[Data shown]

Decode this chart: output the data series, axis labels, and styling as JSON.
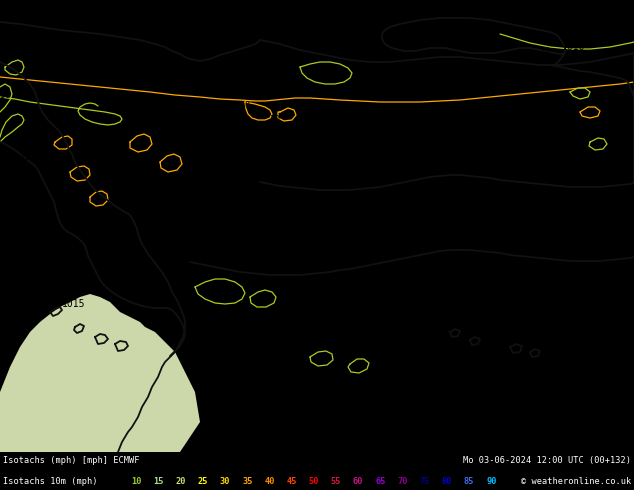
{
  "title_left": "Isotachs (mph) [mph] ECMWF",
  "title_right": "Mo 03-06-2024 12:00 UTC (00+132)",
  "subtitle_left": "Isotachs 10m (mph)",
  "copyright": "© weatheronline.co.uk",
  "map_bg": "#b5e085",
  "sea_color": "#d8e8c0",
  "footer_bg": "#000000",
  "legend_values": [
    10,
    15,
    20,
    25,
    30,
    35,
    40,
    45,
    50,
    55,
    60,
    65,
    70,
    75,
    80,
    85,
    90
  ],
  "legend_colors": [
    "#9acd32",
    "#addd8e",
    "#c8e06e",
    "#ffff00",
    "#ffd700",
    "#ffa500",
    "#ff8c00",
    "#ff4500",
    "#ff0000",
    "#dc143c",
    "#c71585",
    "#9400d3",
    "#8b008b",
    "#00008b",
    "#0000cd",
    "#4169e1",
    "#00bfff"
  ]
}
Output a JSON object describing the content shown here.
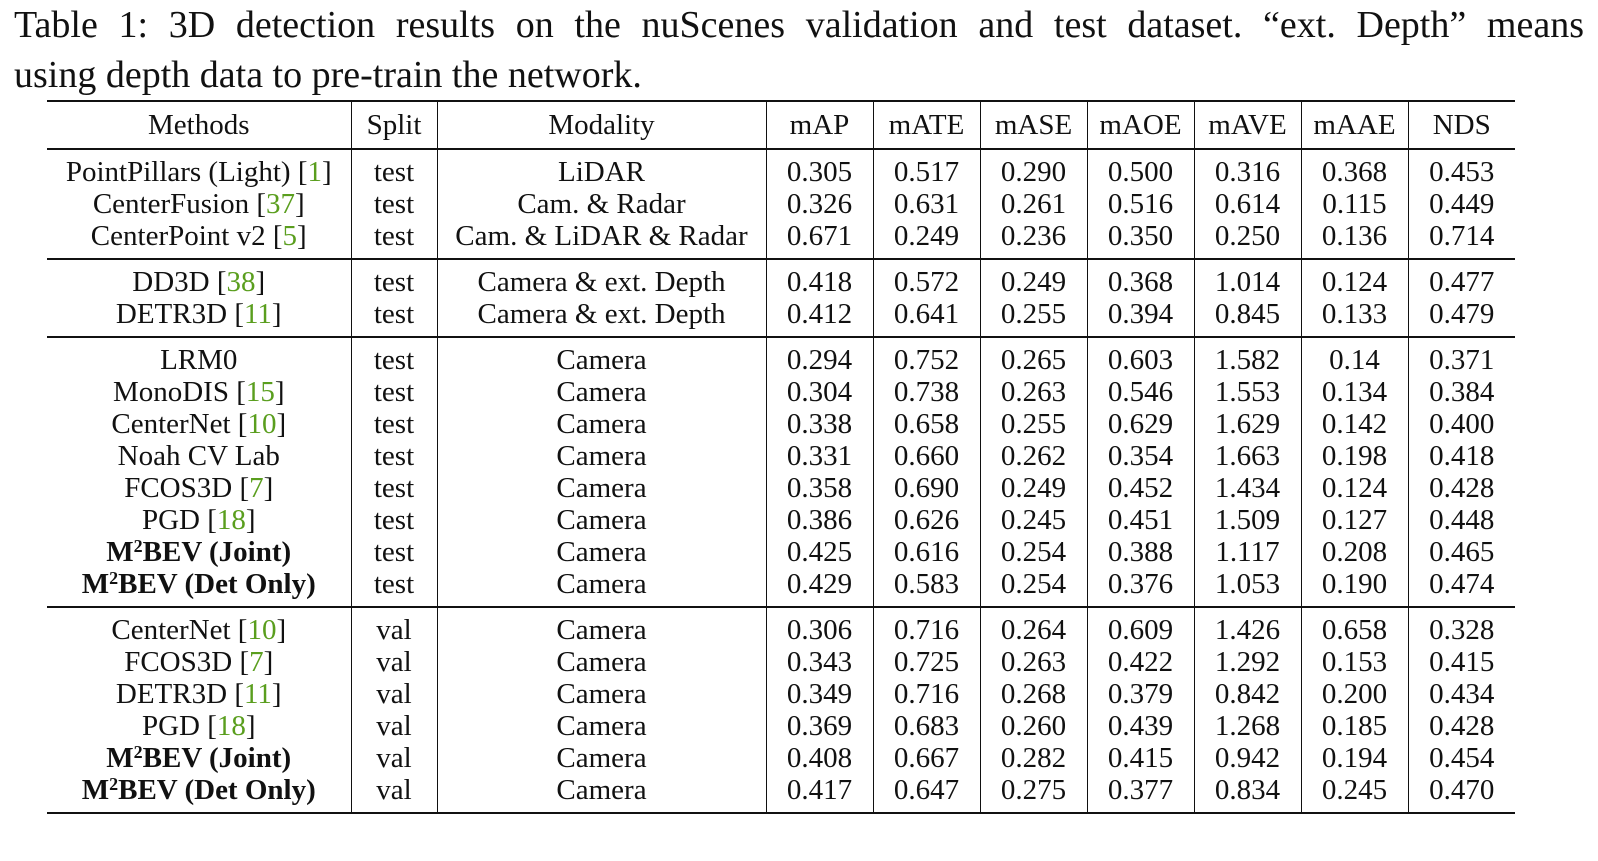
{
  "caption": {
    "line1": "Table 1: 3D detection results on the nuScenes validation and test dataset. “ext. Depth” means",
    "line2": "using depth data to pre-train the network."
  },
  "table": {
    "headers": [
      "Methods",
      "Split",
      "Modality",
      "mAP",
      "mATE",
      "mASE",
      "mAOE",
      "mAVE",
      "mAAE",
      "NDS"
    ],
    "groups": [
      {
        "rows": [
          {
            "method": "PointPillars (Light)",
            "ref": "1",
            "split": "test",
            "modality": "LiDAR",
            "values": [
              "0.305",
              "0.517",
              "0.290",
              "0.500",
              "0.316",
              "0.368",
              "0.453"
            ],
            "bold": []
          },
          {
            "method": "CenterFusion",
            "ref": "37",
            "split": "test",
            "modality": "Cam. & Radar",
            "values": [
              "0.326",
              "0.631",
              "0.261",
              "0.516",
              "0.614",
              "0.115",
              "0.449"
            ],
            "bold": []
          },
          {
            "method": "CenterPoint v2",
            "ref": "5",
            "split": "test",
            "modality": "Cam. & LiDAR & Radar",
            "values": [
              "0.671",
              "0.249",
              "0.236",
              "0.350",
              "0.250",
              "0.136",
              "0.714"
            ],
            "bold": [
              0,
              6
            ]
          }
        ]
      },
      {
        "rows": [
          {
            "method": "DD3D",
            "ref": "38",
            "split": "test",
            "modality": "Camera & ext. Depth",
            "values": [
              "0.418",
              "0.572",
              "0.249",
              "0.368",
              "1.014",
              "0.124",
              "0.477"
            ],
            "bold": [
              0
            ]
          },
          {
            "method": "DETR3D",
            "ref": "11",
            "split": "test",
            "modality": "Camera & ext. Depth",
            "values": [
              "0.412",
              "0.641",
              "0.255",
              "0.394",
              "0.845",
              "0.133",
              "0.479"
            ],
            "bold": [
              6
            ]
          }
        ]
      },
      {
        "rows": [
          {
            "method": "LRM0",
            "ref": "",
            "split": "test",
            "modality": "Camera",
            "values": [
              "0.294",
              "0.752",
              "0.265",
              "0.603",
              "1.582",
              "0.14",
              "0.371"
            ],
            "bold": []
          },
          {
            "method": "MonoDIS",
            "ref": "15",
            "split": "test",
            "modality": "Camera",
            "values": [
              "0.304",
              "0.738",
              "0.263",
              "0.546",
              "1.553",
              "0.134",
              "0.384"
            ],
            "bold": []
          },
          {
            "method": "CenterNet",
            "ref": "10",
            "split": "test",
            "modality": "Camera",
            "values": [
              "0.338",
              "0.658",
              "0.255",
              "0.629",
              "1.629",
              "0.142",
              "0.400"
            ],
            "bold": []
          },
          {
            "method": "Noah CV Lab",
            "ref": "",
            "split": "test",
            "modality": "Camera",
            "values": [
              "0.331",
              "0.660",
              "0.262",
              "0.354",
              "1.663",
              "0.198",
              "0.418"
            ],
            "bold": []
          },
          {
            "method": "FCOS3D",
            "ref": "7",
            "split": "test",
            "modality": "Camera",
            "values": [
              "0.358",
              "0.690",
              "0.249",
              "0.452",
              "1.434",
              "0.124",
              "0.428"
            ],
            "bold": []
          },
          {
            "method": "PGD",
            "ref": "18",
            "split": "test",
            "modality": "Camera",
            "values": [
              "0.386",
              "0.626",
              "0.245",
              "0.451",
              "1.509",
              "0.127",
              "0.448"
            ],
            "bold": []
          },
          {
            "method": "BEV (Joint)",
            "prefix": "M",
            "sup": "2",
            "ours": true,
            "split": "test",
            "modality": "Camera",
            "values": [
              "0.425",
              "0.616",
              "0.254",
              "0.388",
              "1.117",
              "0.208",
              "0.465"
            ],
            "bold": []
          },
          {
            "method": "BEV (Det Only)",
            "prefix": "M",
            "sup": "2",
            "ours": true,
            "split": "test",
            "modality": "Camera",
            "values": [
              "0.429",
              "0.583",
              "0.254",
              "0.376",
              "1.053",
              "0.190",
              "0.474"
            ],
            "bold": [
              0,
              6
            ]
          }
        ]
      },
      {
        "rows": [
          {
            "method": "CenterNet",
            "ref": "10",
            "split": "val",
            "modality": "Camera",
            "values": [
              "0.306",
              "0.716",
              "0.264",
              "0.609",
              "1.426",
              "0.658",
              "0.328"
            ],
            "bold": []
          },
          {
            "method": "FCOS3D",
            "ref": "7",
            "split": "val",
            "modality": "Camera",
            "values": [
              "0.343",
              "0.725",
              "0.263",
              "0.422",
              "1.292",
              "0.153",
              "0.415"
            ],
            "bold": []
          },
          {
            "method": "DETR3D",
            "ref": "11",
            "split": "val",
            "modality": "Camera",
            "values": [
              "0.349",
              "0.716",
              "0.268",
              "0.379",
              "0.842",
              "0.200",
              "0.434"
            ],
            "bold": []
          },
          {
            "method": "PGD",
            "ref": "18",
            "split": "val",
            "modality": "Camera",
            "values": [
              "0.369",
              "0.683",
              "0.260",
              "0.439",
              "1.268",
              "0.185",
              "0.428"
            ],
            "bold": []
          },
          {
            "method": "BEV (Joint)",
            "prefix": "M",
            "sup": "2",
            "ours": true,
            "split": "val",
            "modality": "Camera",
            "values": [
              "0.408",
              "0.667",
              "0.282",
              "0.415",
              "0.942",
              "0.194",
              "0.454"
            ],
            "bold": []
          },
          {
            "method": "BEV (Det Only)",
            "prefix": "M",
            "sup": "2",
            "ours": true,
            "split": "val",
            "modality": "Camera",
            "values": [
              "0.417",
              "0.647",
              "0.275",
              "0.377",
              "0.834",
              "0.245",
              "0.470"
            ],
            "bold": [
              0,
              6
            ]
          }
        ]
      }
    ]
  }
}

[What the task requires] All the lines above are to be given again exactly as they read, with the pictures removed.

[The solution]
Decode this chart: output the data series, axis labels, and styling as JSON.
{
  "title_left": "Isotachs (mph) [mph] ECMWF",
  "title_right": "Mo 03-06-2024 12:00 UTC (00+132)",
  "subtitle_left": "Isotachs 10m (mph)",
  "copyright": "© weatheronline.co.uk",
  "map_bg": "#b5e085",
  "sea_color": "#d8e8c0",
  "footer_bg": "#000000",
  "legend_values": [
    10,
    15,
    20,
    25,
    30,
    35,
    40,
    45,
    50,
    55,
    60,
    65,
    70,
    75,
    80,
    85,
    90
  ],
  "legend_colors": [
    "#9acd32",
    "#addd8e",
    "#c8e06e",
    "#ffff00",
    "#ffd700",
    "#ffa500",
    "#ff8c00",
    "#ff4500",
    "#ff0000",
    "#dc143c",
    "#c71585",
    "#9400d3",
    "#8b008b",
    "#00008b",
    "#0000cd",
    "#4169e1",
    "#00bfff"
  ]
}
Output a JSON object describing the content shown here.
{
  "caption": {
    "line1": "Table 1: 3D detection results on the nuScenes validation and test dataset. “ext. Depth” means",
    "line2": "using depth data to pre-train the network."
  },
  "table": {
    "headers": [
      "Methods",
      "Split",
      "Modality",
      "mAP",
      "mATE",
      "mASE",
      "mAOE",
      "mAVE",
      "mAAE",
      "NDS"
    ],
    "groups": [
      {
        "rows": [
          {
            "method": "PointPillars (Light)",
            "ref": "1",
            "split": "test",
            "modality": "LiDAR",
            "values": [
              "0.305",
              "0.517",
              "0.290",
              "0.500",
              "0.316",
              "0.368",
              "0.453"
            ],
            "bold": []
          },
          {
            "method": "CenterFusion",
            "ref": "37",
            "split": "test",
            "modality": "Cam. & Radar",
            "values": [
              "0.326",
              "0.631",
              "0.261",
              "0.516",
              "0.614",
              "0.115",
              "0.449"
            ],
            "bold": []
          },
          {
            "method": "CenterPoint v2",
            "ref": "5",
            "split": "test",
            "modality": "Cam. & LiDAR & Radar",
            "values": [
              "0.671",
              "0.249",
              "0.236",
              "0.350",
              "0.250",
              "0.136",
              "0.714"
            ],
            "bold": [
              0,
              6
            ]
          }
        ]
      },
      {
        "rows": [
          {
            "method": "DD3D",
            "ref": "38",
            "split": "test",
            "modality": "Camera & ext. Depth",
            "values": [
              "0.418",
              "0.572",
              "0.249",
              "0.368",
              "1.014",
              "0.124",
              "0.477"
            ],
            "bold": [
              0
            ]
          },
          {
            "method": "DETR3D",
            "ref": "11",
            "split": "test",
            "modality": "Camera & ext. Depth",
            "values": [
              "0.412",
              "0.641",
              "0.255",
              "0.394",
              "0.845",
              "0.133",
              "0.479"
            ],
            "bold": [
              6
            ]
          }
        ]
      },
      {
        "rows": [
          {
            "method": "LRM0",
            "ref": "",
            "split": "test",
            "modality": "Camera",
            "values": [
              "0.294",
              "0.752",
              "0.265",
              "0.603",
              "1.582",
              "0.14",
              "0.371"
            ],
            "bold": []
          },
          {
            "method": "MonoDIS",
            "ref": "15",
            "split": "test",
            "modality": "Camera",
            "values": [
              "0.304",
              "0.738",
              "0.263",
              "0.546",
              "1.553",
              "0.134",
              "0.384"
            ],
            "bold": []
          },
          {
            "method": "CenterNet",
            "ref": "10",
            "split": "test",
            "modality": "Camera",
            "values": [
              "0.338",
              "0.658",
              "0.255",
              "0.629",
              "1.629",
              "0.142",
              "0.400"
            ],
            "bold": []
          },
          {
            "method": "Noah CV Lab",
            "ref": "",
            "split": "test",
            "modality": "Camera",
            "values": [
              "0.331",
              "0.660",
              "0.262",
              "0.354",
              "1.663",
              "0.198",
              "0.418"
            ],
            "bold": []
          },
          {
            "method": "FCOS3D",
            "ref": "7",
            "split": "test",
            "modality": "Camera",
            "values": [
              "0.358",
              "0.690",
              "0.249",
              "0.452",
              "1.434",
              "0.124",
              "0.428"
            ],
            "bold": []
          },
          {
            "method": "PGD",
            "ref": "18",
            "split": "test",
            "modality": "Camera",
            "values": [
              "0.386",
              "0.626",
              "0.245",
              "0.451",
              "1.509",
              "0.127",
              "0.448"
            ],
            "bold": []
          },
          {
            "method": "BEV (Joint)",
            "prefix": "M",
            "sup": "2",
            "ours": true,
            "split": "test",
            "modality": "Camera",
            "values": [
              "0.425",
              "0.616",
              "0.254",
              "0.388",
              "1.117",
              "0.208",
              "0.465"
            ],
            "bold": []
          },
          {
            "method": "BEV (Det Only)",
            "prefix": "M",
            "sup": "2",
            "ours": true,
            "split": "test",
            "modality": "Camera",
            "values": [
              "0.429",
              "0.583",
              "0.254",
              "0.376",
              "1.053",
              "0.190",
              "0.474"
            ],
            "bold": [
              0,
              6
            ]
          }
        ]
      },
      {
        "rows": [
          {
            "method": "CenterNet",
            "ref": "10",
            "split": "val",
            "modality": "Camera",
            "values": [
              "0.306",
              "0.716",
              "0.264",
              "0.609",
              "1.426",
              "0.658",
              "0.328"
            ],
            "bold": []
          },
          {
            "method": "FCOS3D",
            "ref": "7",
            "split": "val",
            "modality": "Camera",
            "values": [
              "0.343",
              "0.725",
              "0.263",
              "0.422",
              "1.292",
              "0.153",
              "0.415"
            ],
            "bold": []
          },
          {
            "method": "DETR3D",
            "ref": "11",
            "split": "val",
            "modality": "Camera",
            "values": [
              "0.349",
              "0.716",
              "0.268",
              "0.379",
              "0.842",
              "0.200",
              "0.434"
            ],
            "bold": []
          },
          {
            "method": "PGD",
            "ref": "18",
            "split": "val",
            "modality": "Camera",
            "values": [
              "0.369",
              "0.683",
              "0.260",
              "0.439",
              "1.268",
              "0.185",
              "0.428"
            ],
            "bold": []
          },
          {
            "method": "BEV (Joint)",
            "prefix": "M",
            "sup": "2",
            "ours": true,
            "split": "val",
            "modality": "Camera",
            "values": [
              "0.408",
              "0.667",
              "0.282",
              "0.415",
              "0.942",
              "0.194",
              "0.454"
            ],
            "bold": []
          },
          {
            "method": "BEV (Det Only)",
            "prefix": "M",
            "sup": "2",
            "ours": true,
            "split": "val",
            "modality": "Camera",
            "values": [
              "0.417",
              "0.647",
              "0.275",
              "0.377",
              "0.834",
              "0.245",
              "0.470"
            ],
            "bold": [
              0,
              6
            ]
          }
        ]
      }
    ]
  }
}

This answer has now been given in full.